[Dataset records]
────────────────────

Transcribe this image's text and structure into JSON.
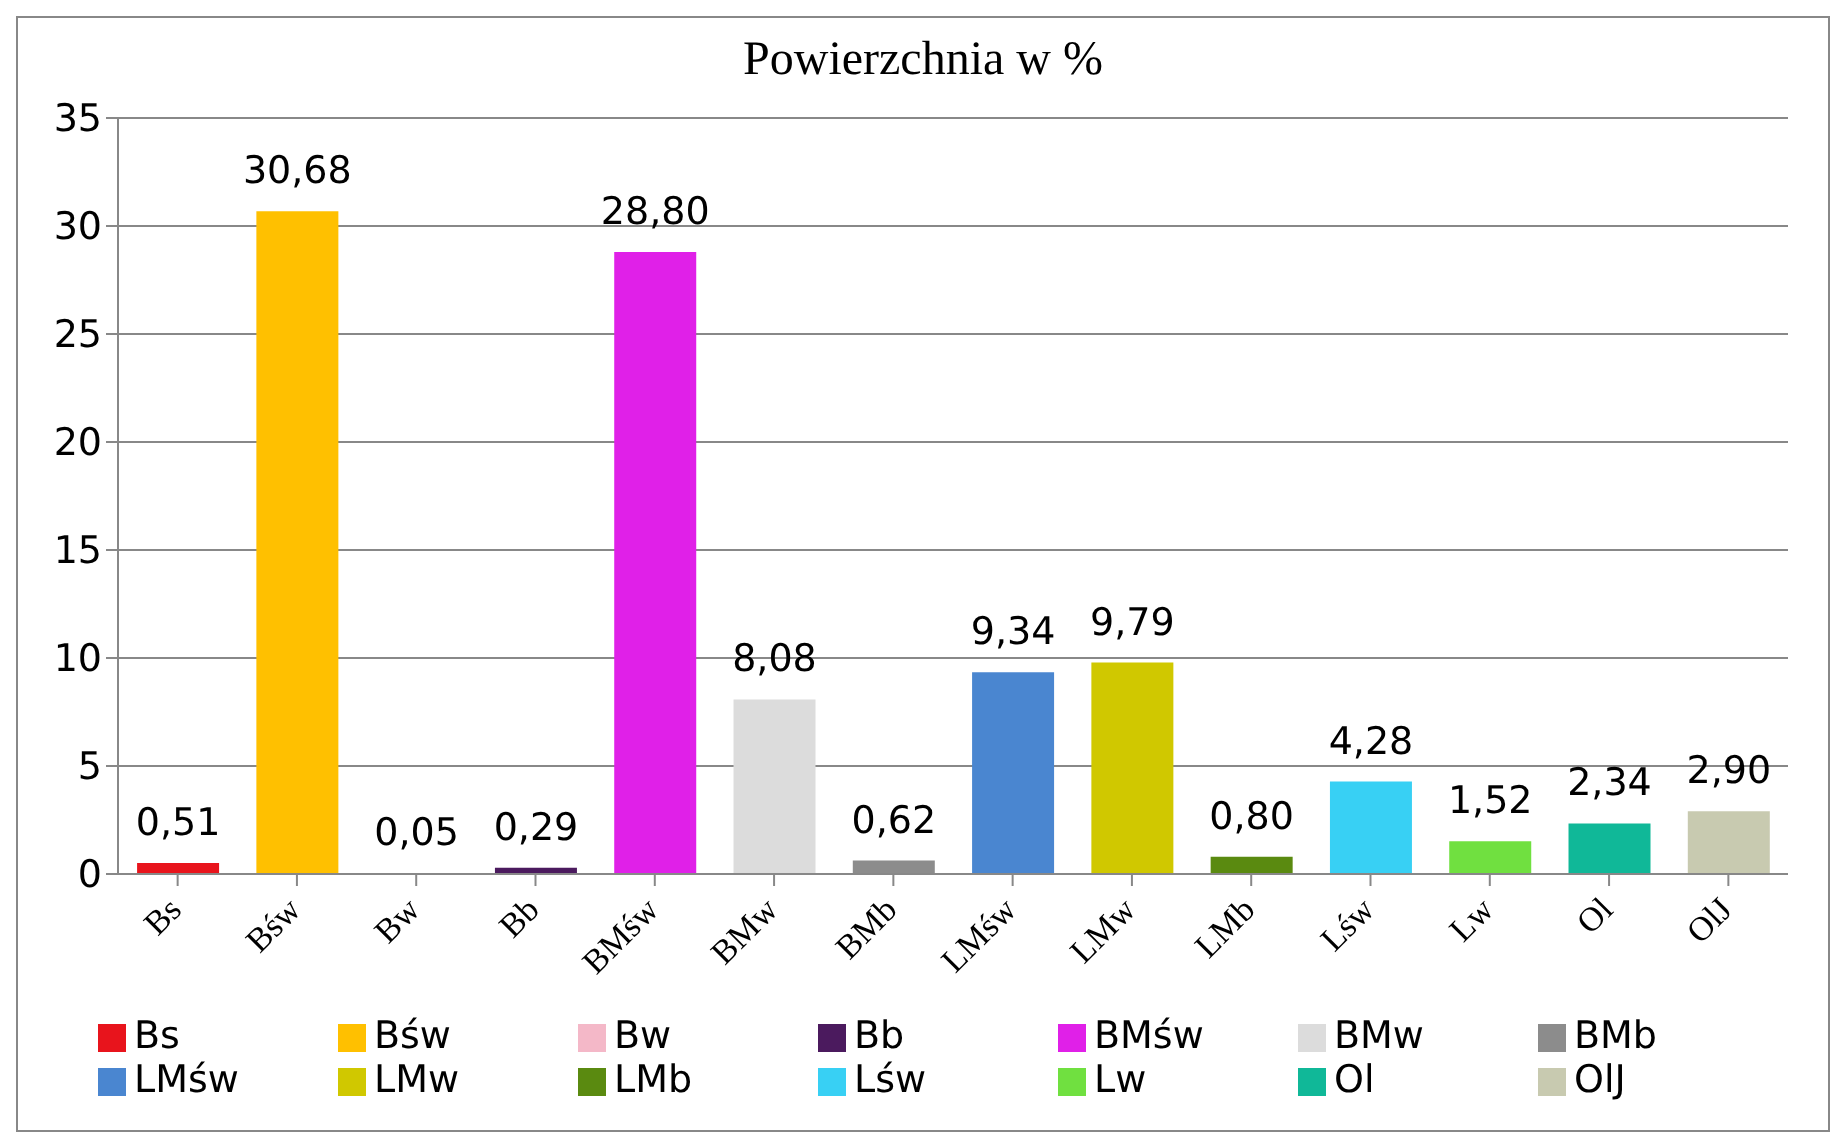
{
  "chart_data": {
    "type": "bar",
    "title": "Powierzchnia w %",
    "categories": [
      "Bs",
      "Bśw",
      "Bw",
      "Bb",
      "BMśw",
      "BMw",
      "BMb",
      "LMśw",
      "LMw",
      "LMb",
      "Lśw",
      "Lw",
      "Ol",
      "OlJ"
    ],
    "series": [
      {
        "name": "Bs",
        "color": "#e8141c",
        "values": [
          0.51,
          null,
          null,
          null,
          null,
          null,
          null,
          null,
          null,
          null,
          null,
          null,
          null,
          null
        ],
        "value_labels": [
          "0,51",
          null,
          null,
          null,
          null,
          null,
          null,
          null,
          null,
          null,
          null,
          null,
          null,
          null
        ]
      },
      {
        "name": "Bśw",
        "color": "#ffc000",
        "values": [
          null,
          30.68,
          null,
          null,
          null,
          null,
          null,
          null,
          null,
          null,
          null,
          null,
          null,
          null
        ],
        "value_labels": [
          null,
          "30,68",
          null,
          null,
          null,
          null,
          null,
          null,
          null,
          null,
          null,
          null,
          null,
          null
        ]
      },
      {
        "name": "Bw",
        "color": "#f4b8c8",
        "values": [
          null,
          null,
          0.05,
          null,
          null,
          null,
          null,
          null,
          null,
          null,
          null,
          null,
          null,
          null
        ],
        "value_labels": [
          null,
          null,
          "0,05",
          null,
          null,
          null,
          null,
          null,
          null,
          null,
          null,
          null,
          null,
          null
        ]
      },
      {
        "name": "Bb",
        "color": "#4b1a5e",
        "values": [
          null,
          null,
          null,
          0.29,
          null,
          null,
          null,
          null,
          null,
          null,
          null,
          null,
          null,
          null
        ],
        "value_labels": [
          null,
          null,
          null,
          "0,29",
          null,
          null,
          null,
          null,
          null,
          null,
          null,
          null,
          null,
          null
        ]
      },
      {
        "name": "BMśw",
        "color": "#e020e8",
        "values": [
          null,
          null,
          null,
          null,
          28.8,
          null,
          null,
          null,
          null,
          null,
          null,
          null,
          null,
          null
        ],
        "value_labels": [
          null,
          null,
          null,
          null,
          "28,80",
          null,
          null,
          null,
          null,
          null,
          null,
          null,
          null,
          null
        ]
      },
      {
        "name": "BMw",
        "color": "#dcdcdc",
        "values": [
          null,
          null,
          null,
          null,
          null,
          8.08,
          null,
          null,
          null,
          null,
          null,
          null,
          null,
          null
        ],
        "value_labels": [
          null,
          null,
          null,
          null,
          null,
          "8,08",
          null,
          null,
          null,
          null,
          null,
          null,
          null,
          null
        ]
      },
      {
        "name": "BMb",
        "color": "#8c8c8c",
        "values": [
          null,
          null,
          null,
          null,
          null,
          null,
          0.62,
          null,
          null,
          null,
          null,
          null,
          null,
          null
        ],
        "value_labels": [
          null,
          null,
          null,
          null,
          null,
          null,
          "0,62",
          null,
          null,
          null,
          null,
          null,
          null,
          null
        ]
      },
      {
        "name": "LMśw",
        "color": "#4a86d0",
        "values": [
          null,
          null,
          null,
          null,
          null,
          null,
          null,
          9.34,
          null,
          null,
          null,
          null,
          null,
          null
        ],
        "value_labels": [
          null,
          null,
          null,
          null,
          null,
          null,
          null,
          "9,34",
          null,
          null,
          null,
          null,
          null,
          null
        ]
      },
      {
        "name": "LMw",
        "color": "#d0c800",
        "values": [
          null,
          null,
          null,
          null,
          null,
          null,
          null,
          null,
          9.79,
          null,
          null,
          null,
          null,
          null
        ],
        "value_labels": [
          null,
          null,
          null,
          null,
          null,
          null,
          null,
          null,
          "9,79",
          null,
          null,
          null,
          null,
          null
        ]
      },
      {
        "name": "LMb",
        "color": "#5a8a10",
        "values": [
          null,
          null,
          null,
          null,
          null,
          null,
          null,
          null,
          null,
          0.8,
          null,
          null,
          null,
          null
        ],
        "value_labels": [
          null,
          null,
          null,
          null,
          null,
          null,
          null,
          null,
          null,
          "0,80",
          null,
          null,
          null,
          null
        ]
      },
      {
        "name": "Lśw",
        "color": "#38d0f4",
        "values": [
          null,
          null,
          null,
          null,
          null,
          null,
          null,
          null,
          null,
          null,
          4.28,
          null,
          null,
          null
        ],
        "value_labels": [
          null,
          null,
          null,
          null,
          null,
          null,
          null,
          null,
          null,
          null,
          "4,28",
          null,
          null,
          null
        ]
      },
      {
        "name": "Lw",
        "color": "#70e040",
        "values": [
          null,
          null,
          null,
          null,
          null,
          null,
          null,
          null,
          null,
          null,
          null,
          1.52,
          null,
          null
        ],
        "value_labels": [
          null,
          null,
          null,
          null,
          null,
          null,
          null,
          null,
          null,
          null,
          null,
          "1,52",
          null,
          null
        ]
      },
      {
        "name": "Ol",
        "color": "#10b898",
        "values": [
          null,
          null,
          null,
          null,
          null,
          null,
          null,
          null,
          null,
          null,
          null,
          null,
          2.34,
          null
        ],
        "value_labels": [
          null,
          null,
          null,
          null,
          null,
          null,
          null,
          null,
          null,
          null,
          null,
          null,
          "2,34",
          null
        ]
      },
      {
        "name": "OlJ",
        "color": "#c8cab0",
        "values": [
          null,
          null,
          null,
          null,
          null,
          null,
          null,
          null,
          null,
          null,
          null,
          null,
          null,
          2.9
        ],
        "value_labels": [
          null,
          null,
          null,
          null,
          null,
          null,
          null,
          null,
          null,
          null,
          null,
          null,
          null,
          "2,90"
        ]
      }
    ],
    "ylim": [
      0,
      35
    ],
    "yticks": [
      0,
      5,
      10,
      15,
      20,
      25,
      30,
      35
    ],
    "grid": "y",
    "legend": "bottom"
  }
}
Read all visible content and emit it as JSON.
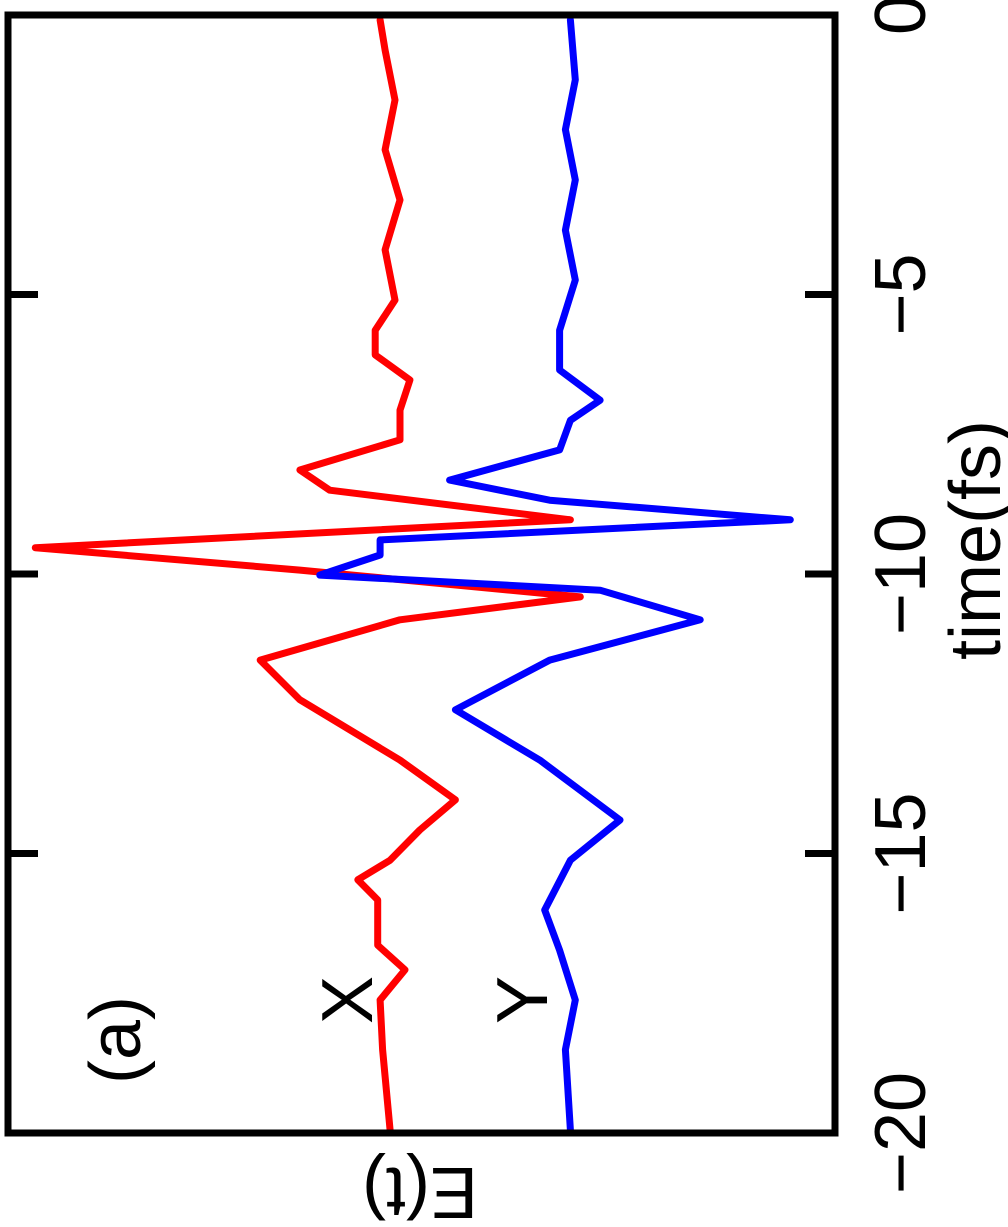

────────────────────

*Exercise brief:*
Return the listing above word for word, with the pictures removed.

*Answer for this exercise:*
Transcribe this image's text and structure into JSON.
{
  "chart_data": {
    "type": "bar",
    "title": "Powierzchnia w %",
    "categories": [
      "Bs",
      "Bśw",
      "Bw",
      "Bb",
      "BMśw",
      "BMw",
      "BMb",
      "LMśw",
      "LMw",
      "LMb",
      "Lśw",
      "Lw",
      "Ol",
      "OlJ"
    ],
    "series": [
      {
        "name": "Bs",
        "color": "#e8141c",
        "values": [
          0.51,
          null,
          null,
          null,
          null,
          null,
          null,
          null,
          null,
          null,
          null,
          null,
          null,
          null
        ],
        "value_labels": [
          "0,51",
          null,
          null,
          null,
          null,
          null,
          null,
          null,
          null,
          null,
          null,
          null,
          null,
          null
        ]
      },
      {
        "name": "Bśw",
        "color": "#ffc000",
        "values": [
          null,
          30.68,
          null,
          null,
          null,
          null,
          null,
          null,
          null,
          null,
          null,
          null,
          null,
          null
        ],
        "value_labels": [
          null,
          "30,68",
          null,
          null,
          null,
          null,
          null,
          null,
          null,
          null,
          null,
          null,
          null,
          null
        ]
      },
      {
        "name": "Bw",
        "color": "#f4b8c8",
        "values": [
          null,
          null,
          0.05,
          null,
          null,
          null,
          null,
          null,
          null,
          null,
          null,
          null,
          null,
          null
        ],
        "value_labels": [
          null,
          null,
          "0,05",
          null,
          null,
          null,
          null,
          null,
          null,
          null,
          null,
          null,
          null,
          null
        ]
      },
      {
        "name": "Bb",
        "color": "#4b1a5e",
        "values": [
          null,
          null,
          null,
          0.29,
          null,
          null,
          null,
          null,
          null,
          null,
          null,
          null,
          null,
          null
        ],
        "value_labels": [
          null,
          null,
          null,
          "0,29",
          null,
          null,
          null,
          null,
          null,
          null,
          null,
          null,
          null,
          null
        ]
      },
      {
        "name": "BMśw",
        "color": "#e020e8",
        "values": [
          null,
          null,
          null,
          null,
          28.8,
          null,
          null,
          null,
          null,
          null,
          null,
          null,
          null,
          null
        ],
        "value_labels": [
          null,
          null,
          null,
          null,
          "28,80",
          null,
          null,
          null,
          null,
          null,
          null,
          null,
          null,
          null
        ]
      },
      {
        "name": "BMw",
        "color": "#dcdcdc",
        "values": [
          null,
          null,
          null,
          null,
          null,
          8.08,
          null,
          null,
          null,
          null,
          null,
          null,
          null,
          null
        ],
        "value_labels": [
          null,
          null,
          null,
          null,
          null,
          "8,08",
          null,
          null,
          null,
          null,
          null,
          null,
          null,
          null
        ]
      },
      {
        "name": "BMb",
        "color": "#8c8c8c",
        "values": [
          null,
          null,
          null,
          null,
          null,
          null,
          0.62,
          null,
          null,
          null,
          null,
          null,
          null,
          null
        ],
        "value_labels": [
          null,
          null,
          null,
          null,
          null,
          null,
          "0,62",
          null,
          null,
          null,
          null,
          null,
          null,
          null
        ]
      },
      {
        "name": "LMśw",
        "color": "#4a86d0",
        "values": [
          null,
          null,
          null,
          null,
          null,
          null,
          null,
          9.34,
          null,
          null,
          null,
          null,
          null,
          null
        ],
        "value_labels": [
          null,
          null,
          null,
          null,
          null,
          null,
          null,
          "9,34",
          null,
          null,
          null,
          null,
          null,
          null
        ]
      },
      {
        "name": "LMw",
        "color": "#d0c800",
        "values": [
          null,
          null,
          null,
          null,
          null,
          null,
          null,
          null,
          9.79,
          null,
          null,
          null,
          null,
          null
        ],
        "value_labels": [
          null,
          null,
          null,
          null,
          null,
          null,
          null,
          null,
          "9,79",
          null,
          null,
          null,
          null,
          null
        ]
      },
      {
        "name": "LMb",
        "color": "#5a8a10",
        "values": [
          null,
          null,
          null,
          null,
          null,
          null,
          null,
          null,
          null,
          0.8,
          null,
          null,
          null,
          null
        ],
        "value_labels": [
          null,
          null,
          null,
          null,
          null,
          null,
          null,
          null,
          null,
          "0,80",
          null,
          null,
          null,
          null
        ]
      },
      {
        "name": "Lśw",
        "color": "#38d0f4",
        "values": [
          null,
          null,
          null,
          null,
          null,
          null,
          null,
          null,
          null,
          null,
          4.28,
          null,
          null,
          null
        ],
        "value_labels": [
          null,
          null,
          null,
          null,
          null,
          null,
          null,
          null,
          null,
          null,
          "4,28",
          null,
          null,
          null
        ]
      },
      {
        "name": "Lw",
        "color": "#70e040",
        "values": [
          null,
          null,
          null,
          null,
          null,
          null,
          null,
          null,
          null,
          null,
          null,
          1.52,
          null,
          null
        ],
        "value_labels": [
          null,
          null,
          null,
          null,
          null,
          null,
          null,
          null,
          null,
          null,
          null,
          "1,52",
          null,
          null
        ]
      },
      {
        "name": "Ol",
        "color": "#10b898",
        "values": [
          null,
          null,
          null,
          null,
          null,
          null,
          null,
          null,
          null,
          null,
          null,
          null,
          2.34,
          null
        ],
        "value_labels": [
          null,
          null,
          null,
          null,
          null,
          null,
          null,
          null,
          null,
          null,
          null,
          null,
          "2,34",
          null
        ]
      },
      {
        "name": "OlJ",
        "color": "#c8cab0",
        "values": [
          null,
          null,
          null,
          null,
          null,
          null,
          null,
          null,
          null,
          null,
          null,
          null,
          null,
          2.9
        ],
        "value_labels": [
          null,
          null,
          null,
          null,
          null,
          null,
          null,
          null,
          null,
          null,
          null,
          null,
          null,
          "2,90"
        ]
      }
    ],
    "ylim": [
      0,
      35
    ],
    "yticks": [
      0,
      5,
      10,
      15,
      20,
      25,
      30,
      35
    ],
    "grid": "y",
    "legend": "bottom"
  }
}
Read all visible content and emit it as JSON.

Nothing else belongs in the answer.